------ Records for the task

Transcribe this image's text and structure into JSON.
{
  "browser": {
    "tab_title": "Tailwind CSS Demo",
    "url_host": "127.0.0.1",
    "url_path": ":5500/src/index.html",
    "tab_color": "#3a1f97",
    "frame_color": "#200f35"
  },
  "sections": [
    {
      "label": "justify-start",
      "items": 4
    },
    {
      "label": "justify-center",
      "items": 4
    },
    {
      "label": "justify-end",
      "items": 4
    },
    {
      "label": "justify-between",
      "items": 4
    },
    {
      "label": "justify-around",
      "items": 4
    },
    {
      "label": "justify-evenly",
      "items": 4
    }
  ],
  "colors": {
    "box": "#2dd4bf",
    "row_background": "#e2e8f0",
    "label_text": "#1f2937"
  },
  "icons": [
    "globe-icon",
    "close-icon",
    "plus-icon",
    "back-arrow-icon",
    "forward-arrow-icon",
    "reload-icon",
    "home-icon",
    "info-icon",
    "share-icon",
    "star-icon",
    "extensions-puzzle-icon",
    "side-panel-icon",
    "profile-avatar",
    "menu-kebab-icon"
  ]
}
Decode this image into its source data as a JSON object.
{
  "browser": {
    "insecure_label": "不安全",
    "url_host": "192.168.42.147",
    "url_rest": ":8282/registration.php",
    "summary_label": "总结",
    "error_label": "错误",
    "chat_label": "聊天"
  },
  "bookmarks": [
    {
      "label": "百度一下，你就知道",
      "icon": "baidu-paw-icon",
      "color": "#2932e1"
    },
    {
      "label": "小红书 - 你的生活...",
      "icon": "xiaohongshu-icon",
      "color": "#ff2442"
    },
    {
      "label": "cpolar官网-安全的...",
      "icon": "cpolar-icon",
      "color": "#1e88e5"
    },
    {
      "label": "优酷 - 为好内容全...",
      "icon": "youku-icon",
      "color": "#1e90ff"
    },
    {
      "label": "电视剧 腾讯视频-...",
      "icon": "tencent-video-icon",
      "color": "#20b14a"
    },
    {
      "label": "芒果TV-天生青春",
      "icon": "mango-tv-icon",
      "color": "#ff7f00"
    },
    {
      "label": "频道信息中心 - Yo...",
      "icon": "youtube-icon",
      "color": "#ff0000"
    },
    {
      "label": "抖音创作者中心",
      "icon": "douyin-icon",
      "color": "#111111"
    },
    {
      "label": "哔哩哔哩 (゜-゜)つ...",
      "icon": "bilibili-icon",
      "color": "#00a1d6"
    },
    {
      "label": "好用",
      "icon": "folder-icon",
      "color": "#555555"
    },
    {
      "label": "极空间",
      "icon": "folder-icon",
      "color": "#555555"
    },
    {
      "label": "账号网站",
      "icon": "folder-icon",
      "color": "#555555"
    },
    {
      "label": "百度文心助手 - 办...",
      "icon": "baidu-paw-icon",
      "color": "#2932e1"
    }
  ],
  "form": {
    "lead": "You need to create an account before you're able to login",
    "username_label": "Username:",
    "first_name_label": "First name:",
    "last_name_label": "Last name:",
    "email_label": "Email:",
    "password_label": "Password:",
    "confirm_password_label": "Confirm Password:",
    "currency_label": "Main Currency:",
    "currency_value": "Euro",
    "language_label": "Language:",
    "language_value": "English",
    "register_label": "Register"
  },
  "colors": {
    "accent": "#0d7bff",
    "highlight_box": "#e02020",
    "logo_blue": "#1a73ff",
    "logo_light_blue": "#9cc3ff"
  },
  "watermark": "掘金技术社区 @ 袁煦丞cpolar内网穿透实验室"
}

------------

**Instructions to follow:** Go through the listing above and return every line where the word "JSON" occurs.

**Output of the exercise:**
Transcribe this image's text and structure into JSON.
Decode this image into its source data as a JSON object.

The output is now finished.